Exercise directions:
Starting at the line that contains "Give me a plain-text", write out every line through the last one in the records below, word for word. Leave out any pictures.

# START OF Entries provided

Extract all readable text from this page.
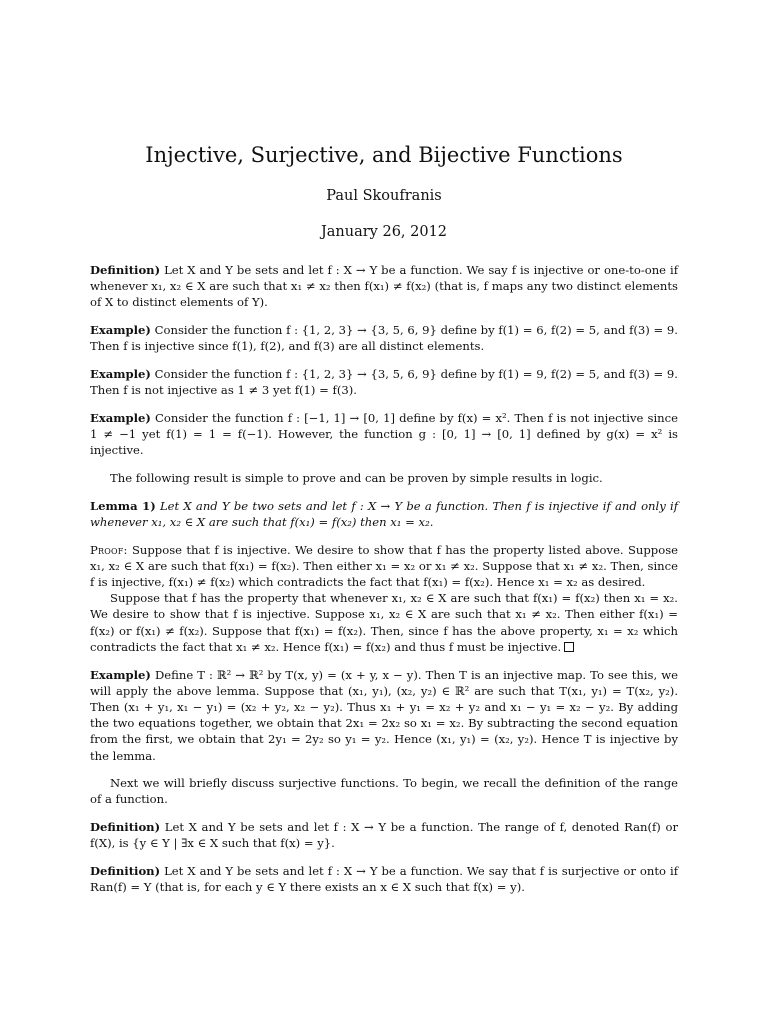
Injective, Surjective, and Bijective Functions
Paul Skoufranis
January 26, 2012

Definition) Let X and Y be sets and let f : X → Y be a function. We say f is injective or one-to-one if whenever x₁, x₂ ∈ X are such that x₁ ≠ x₂ then f(x₁) ≠ f(x₂) (that is, f maps any two distinct elements of X to distinct elements of Y).

Example) Consider the function f : {1, 2, 3} → {3, 5, 6, 9} define by f(1) = 6, f(2) = 5, and f(3) = 9. Then f is injective since f(1), f(2), and f(3) are all distinct elements.

Example) Consider the function f : {1, 2, 3} → {3, 5, 6, 9} define by f(1) = 9, f(2) = 5, and f(3) = 9. Then f is not injective as 1 ≠ 3 yet f(1) = f(3).

Example) Consider the function f : [−1, 1] → [0, 1] define by f(x) = x². Then f is not injective since 1 ≠ −1 yet f(1) = 1 = f(−1). However, the function g : [0, 1] → [0, 1] defined by g(x) = x² is injective.

The following result is simple to prove and can be proven by simple results in logic.

Lemma 1) Let X and Y be two sets and let f : X → Y be a function. Then f is injective if and only if whenever x₁, x₂ ∈ X are such that f(x₁) = f(x₂) then x₁ = x₂.

Proof: Suppose that f is injective. We desire to show that f has the property listed above. Suppose x₁, x₂ ∈ X are such that f(x₁) = f(x₂). Then either x₁ = x₂ or x₁ ≠ x₂. Suppose that x₁ ≠ x₂. Then, since f is injective, f(x₁) ≠ f(x₂) which contradicts the fact that f(x₁) = f(x₂). Hence x₁ = x₂ as desired.

Suppose that f has the property that whenever x₁, x₂ ∈ X are such that f(x₁) = f(x₂) then x₁ = x₂. We desire to show that f is injective. Suppose x₁, x₂ ∈ X are such that x₁ ≠ x₂. Then either f(x₁) = f(x₂) or f(x₁) ≠ f(x₂). Suppose that f(x₁) = f(x₂). Then, since f has the above property, x₁ = x₂ which contradicts the fact that x₁ ≠ x₂. Hence f(x₁) = f(x₂) and thus f must be injective.

Example) Define T : ℝ² → ℝ² by T(x, y) = (x + y, x − y). Then T is an injective map. To see this, we will apply the above lemma. Suppose that (x₁, y₁), (x₂, y₂) ∈ ℝ² are such that T(x₁, y₁) = T(x₂, y₂). Then (x₁ + y₁, x₁ − y₁) = (x₂ + y₂, x₂ − y₂). Thus x₁ + y₁ = x₂ + y₂ and x₁ − y₁ = x₂ − y₂. By adding the two equations together, we obtain that 2x₁ = 2x₂ so x₁ = x₂. By subtracting the second equation from the first, we obtain that 2y₁ = 2y₂ so y₁ = y₂. Hence (x₁, y₁) = (x₂, y₂). Hence T is injective by the lemma.

Next we will briefly discuss surjective functions. To begin, we recall the definition of the range of a function.

Definition) Let X and Y be sets and let f : X → Y be a function. The range of f, denoted Ran(f) or f(X), is {y ∈ Y | ∃x ∈ X such that f(x) = y}.

Definition) Let X and Y be sets and let f : X → Y be a function. We say that f is surjective or onto if Ran(f) = Y (that is, for each y ∈ Y there exists an x ∈ X such that f(x) = y).
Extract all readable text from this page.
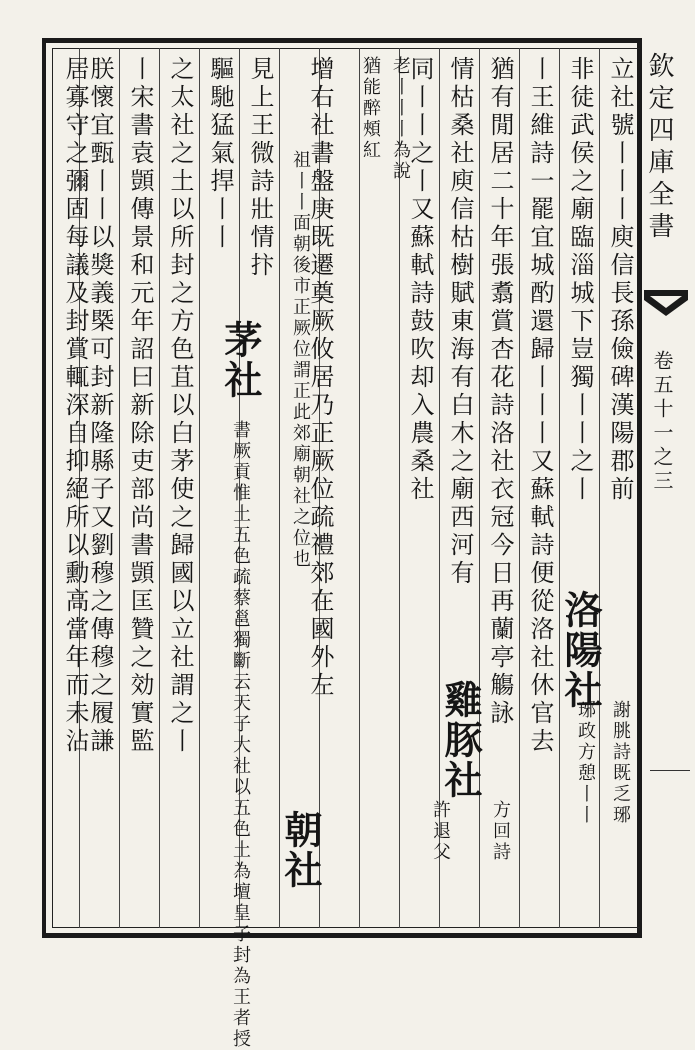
欽定四庫全書
卷五十一之三
立社號丨丨丨庾信長孫儉碑漢陽郡前
非徒武侯之廟臨淄城下豈獨丨丨之丨
洛陽社
謝朓詩既乏琊
琊政方憩丨丨
丨王維詩一罷宜城酌還歸丨丨丨又蘇軾詩便從洛社休官去
猶有閒居二十年張翥賞杏花詩洛社衣冠今日再蘭亭觴詠
情枯桑社庾信枯樹賦東海有白木之廟西河有
雞豚社
方回詩
許退父
同丨丨之丨又蘇軾詩鼓吹却入農桑社
老丨丨丨為說
猶能醉頰紅
增右社書盤庚既遷奠厥攸居乃正厥位疏禮郊在國外左
祖丨丨面朝後市正厥位謂正此郊廟朝社之位也
朝社
見上王微詩壯情抃
驅馳猛氣捍丨丨
茅社
書厥貢惟土五色疏蔡邕獨斷云天子大社以五色土為壇皇子封為王者授
之太社之土以所封之方色苴以白茅使之歸國以立社謂之丨
丨宋書袁顗傳景和元年詔曰新除吏部尚書顗匡贊之効實監
朕懷宜甄丨丨以獎義槩可封新隆縣子又劉穆之傳穆之履謙
居寡守之彌固每議及封賞輒深自抑絕所以勳高當年而未沾
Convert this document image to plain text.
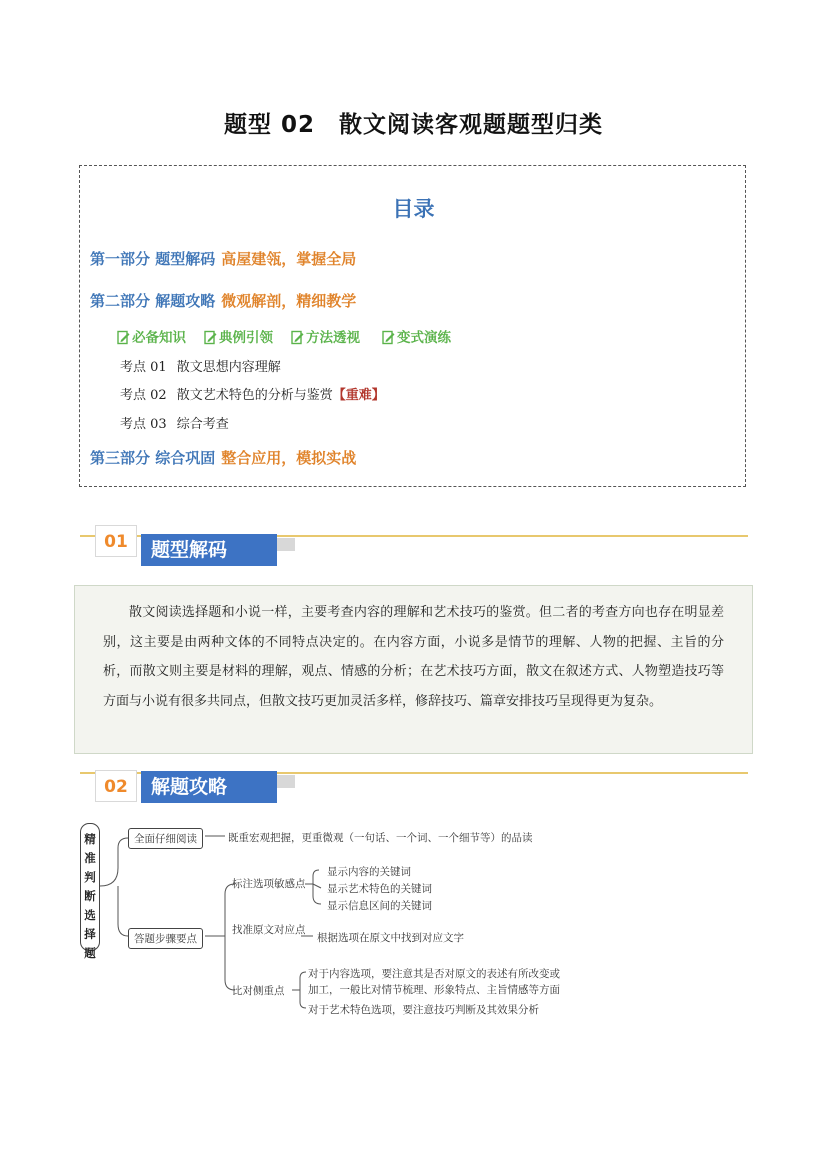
题型 02　散文阅读客观题题型归类
目录
第一部分 题型解码 高屋建瓴，掌握全局
第二部分 解题攻略 微观解剖，精细教学
必备知识 典例引领 方法透视	变式演练
考点 01 散文思想内容理解
考点 02 散文艺术特色的分析与鉴赏【重难】
考点 03 综合考查
第三部分 综合巩固 整合应用，模拟实战
题型解码
01
散文阅读选择题和小说一样，主要考查内容的理解和艺术技巧的鉴赏。但二者的考查方向也存在明显差别，这主要是由两种文体的不同特点决定的。在内容方面，小说多是情节的理解、人物的把握、主旨的分析，而散文则主要是材料的理解，观点、情感的分析；在艺术技巧方面，散文在叙述方式、人物塑造技巧等方面与小说有很多共同点，但散文技巧更加灵活多样，修辞技巧、篇章安排技巧呈现得更为复杂。
解题攻略
02
精准判断选择题
全面仔细阅读	既重宏观把握，更重微观（一句话、一个词、一个细节等）的品读
答题步骤要点
标注选项敏感点
显示内容的关键词
显示艺术特色的关键词
显示信息区间的关键词
找准原文对应点
根据选项在原文中找到对应文字
比对侧重点
对于内容选项，要注意其是否对原文的表述有所改变或
加工，一般比对情节梳理、形象特点、主旨情感等方面
对于艺术特色选项，要注意技巧判断及其效果分析
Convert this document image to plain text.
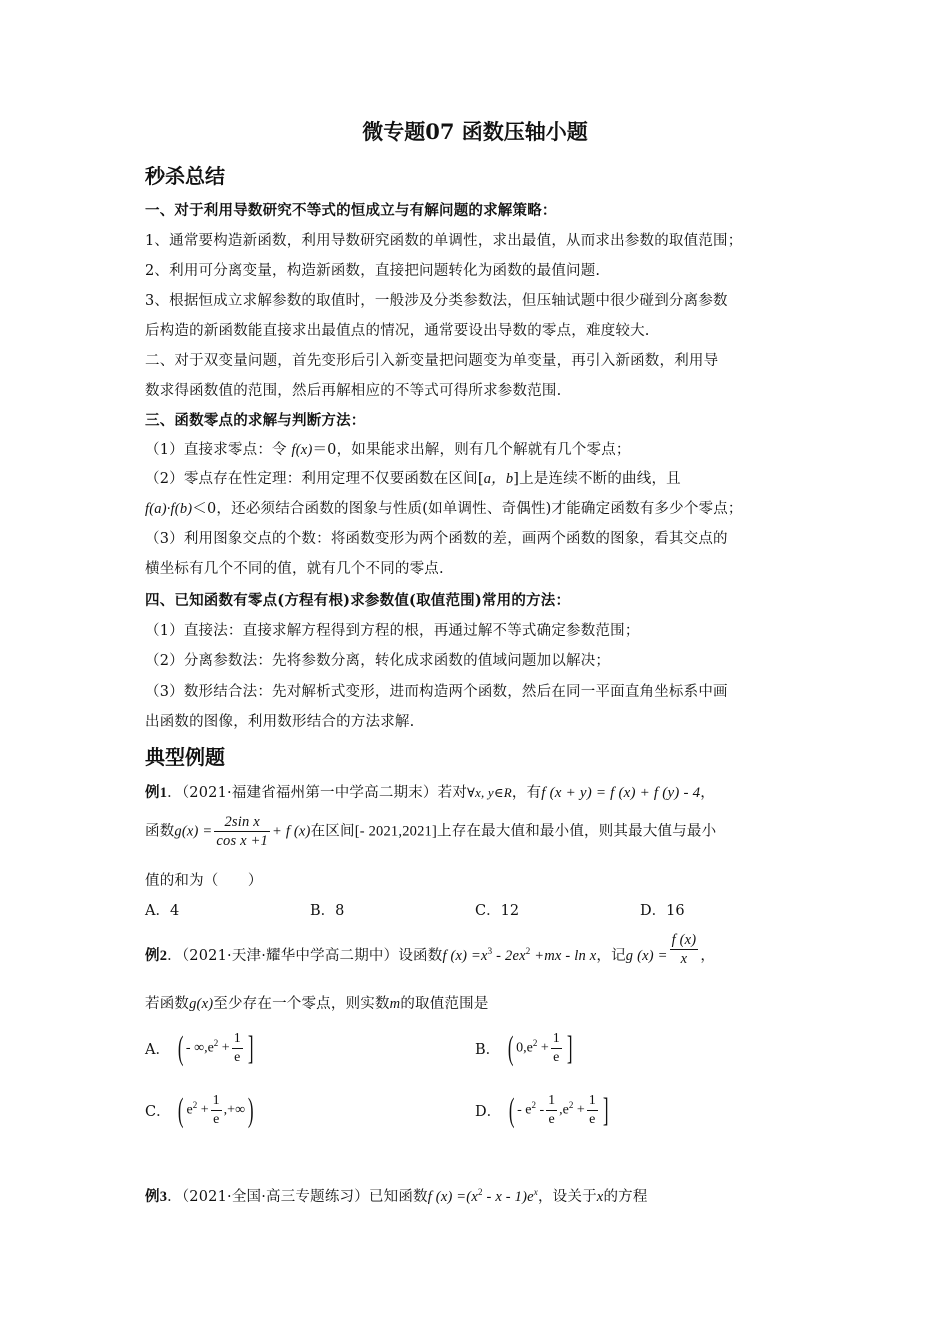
微专题07 函数压轴小题
秒杀总结
一、对于利用导数研究不等式的恒成立与有解问题的求解策略：
1、通常要构造新函数，利用导数研究函数的单调性，求出最值，从而求出参数的取值范围；
2、利用可分离变量，构造新函数，直接把问题转化为函数的最值问题.
3、根据恒成立求解参数的取值时，一般涉及分类参数法，但压轴试题中很少碰到分离参数
后构造的新函数能直接求出最值点的情况，通常要设出导数的零点，难度较大.
二、对于双变量问题，首先变形后引入新变量把问题变为单变量，再引入新函数，利用导
数求得函数值的范围，然后再解相应的不等式可得所求参数范围.
三、函数零点的求解与判断方法：
（1）直接求零点：令 f(x)＝0，如果能求出解，则有几个解就有几个零点；
（2）零点存在性定理：利用定理不仅要函数在区间[a，b]上是连续不断的曲线，且
f(a)·f(b)＜0，还必须结合函数的图象与性质(如单调性、奇偶性)才能确定函数有多少个零点；
（3）利用图象交点的个数：将函数变形为两个函数的差，画两个函数的图象，看其交点的
横坐标有几个不同的值，就有几个不同的零点.
四、已知函数有零点(方程有根)求参数值(取值范围)常用的方法：
（1）直接法：直接求解方程得到方程的根，再通过解不等式确定参数范围；
（2）分离参数法：先将参数分离，转化成求函数的值域问题加以解决；
（3）数形结合法：先对解析式变形，进而构造两个函数，然后在同一平面直角坐标系中画
出函数的图像，利用数形结合的方法求解.
典型例题
例1．（2021·福建省福州第一中学高二期末）若对∀x, y∈R，有f (x + y) = f (x) + f (y) - 4，
函数$g(x) = \frac{\text{2sin x}}{\text{cos x +1}} + f$ (x)在区间[- 2021,2021]上存在最大值和最小值，则其最大值与最小
值的和为（　　）
A．4	B．8	C．12	D．16
例2．（2021·天津·耀华中学高二期中）设函数f $(x) =x^3 - 2ex^2 +mx - \ln x$，记g $(x) = \frac{f (x)}{x}$ ，
若函数g(x)至少存在一个零点，则实数m的取值范围是
A． ( - $\infty,e^2 + \frac{1}{e}$ ]	B． ( $0,e^2 + \frac{1}{e}$ ]
C． ( $e^2 + \frac{1}{e}$ ,+∞)	D． ( - $e^2 - \frac{1}{e} ,e^2 + \frac{1}{e}$ ]
例3．（2021·全国·高三专题练习）已知函数f $(x) =(x^2 - x - 1)e^x$，设关于x的方程
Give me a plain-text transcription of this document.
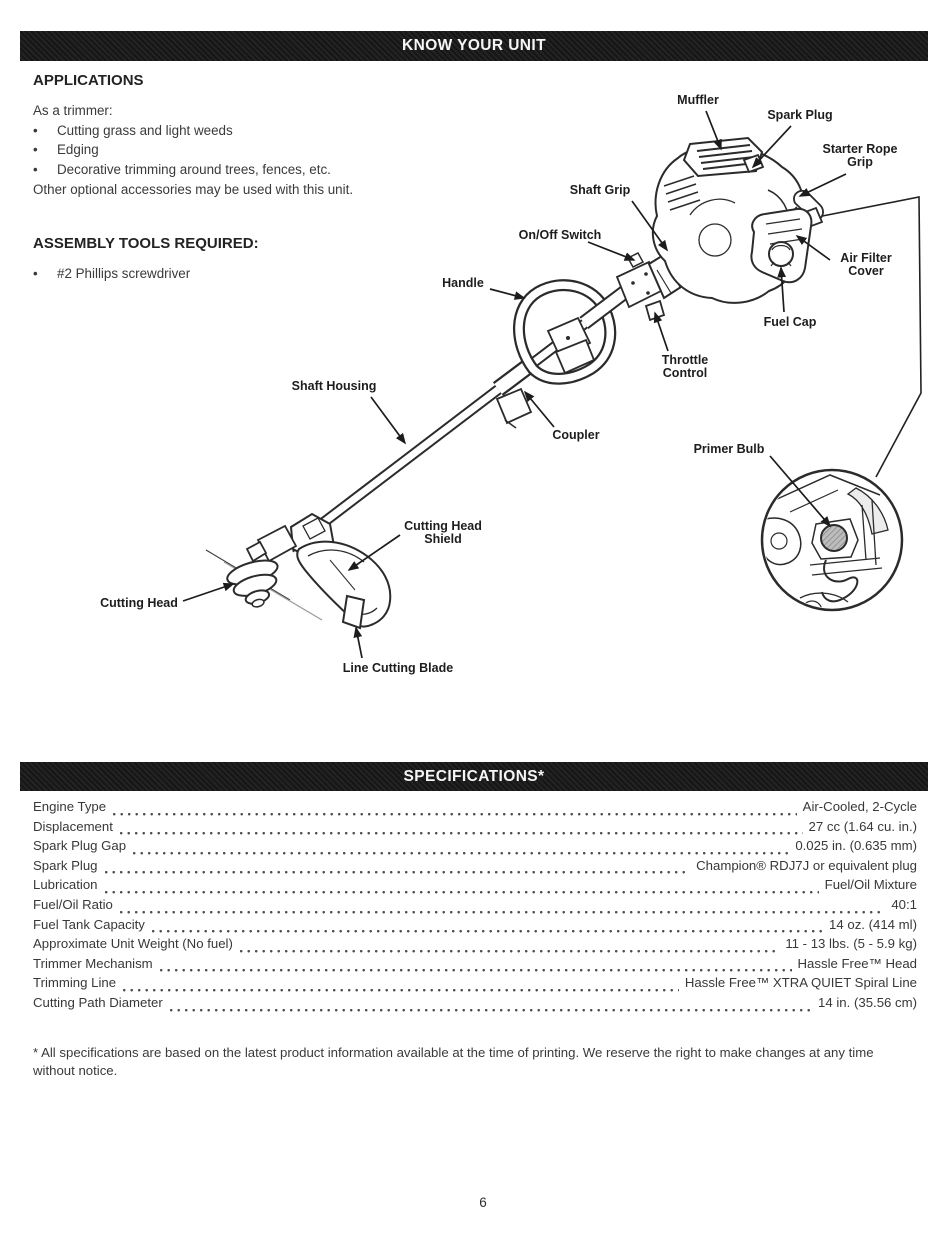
KNOW YOUR UNIT
APPLICATIONS
As a trimmer:
• Cutting grass and light weeds
• Edging
• Decorative trimming around trees, fences, etc.
Other optional accessories may be used with this unit.
ASSEMBLY TOOLS REQUIRED:
• #2 Phillips screwdriver
Muffler
Spark Plug
Starter Rope Grip
Shaft Grip
On/Off Switch
Air Filter Cover
Handle
Fuel Cap
Throttle Control
Shaft Housing
Coupler
Primer Bulb
Cutting Head Shield
Cutting Head
Line Cutting Blade
SPECIFICATIONS*
Engine Type	Air-Cooled, 2-Cycle
Displacement	27 cc (1.64 cu. in.)
Spark Plug Gap	0.025 in. (0.635 mm)
Spark Plug	Champion® RDJ7J or equivalent plug
Lubrication	Fuel/Oil Mixture
Fuel/Oil Ratio	40:1
Fuel Tank Capacity	14 oz. (414 ml)
Approximate Unit Weight (No fuel)	11 - 13 lbs. (5 - 5.9 kg)
Trimmer Mechanism	Hassle Free™ Head
Trimming Line	Hassle Free™ XTRA QUIET Spiral Line
Cutting Path Diameter	14 in. (35.56 cm)
* All specifications are based on the latest product information available at the time of printing. We reserve the right to make changes at any time without notice.
6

# END OF Entries provided

In response:
Give me a plain-text transcription of this document.
KNOW YOUR UNIT
APPLICATIONS
As a trimmer:
• Cutting grass and light weeds
• Edging
• Decorative trimming around trees, fences, etc.
Other optional accessories may be used with this unit.
ASSEMBLY TOOLS REQUIRED:
• #2 Phillips screwdriver
Muffler
Spark Plug
Starter Rope Grip
Shaft Grip
On/Off Switch
Air Filter Cover
Handle
Fuel Cap
Throttle Control
Shaft Housing
Coupler
Primer Bulb
Cutting Head Shield
Cutting Head
Line Cutting Blade
SPECIFICATIONS*
Engine Type	Air-Cooled, 2-Cycle
Displacement	27 cc (1.64 cu. in.)
Spark Plug Gap	0.025 in. (0.635 mm)
Spark Plug	Champion® RDJ7J or equivalent plug
Lubrication	Fuel/Oil Mixture
Fuel/Oil Ratio	40:1
Fuel Tank Capacity	14 oz. (414 ml)
Approximate Unit Weight (No fuel)	11 - 13 lbs. (5 - 5.9 kg)
Trimmer Mechanism	Hassle Free™ Head
Trimming Line	Hassle Free™ XTRA QUIET Spiral Line
Cutting Path Diameter	14 in. (35.56 cm)
* All specifications are based on the latest product information available at the time of printing. We reserve the right to make changes at any time without notice.
6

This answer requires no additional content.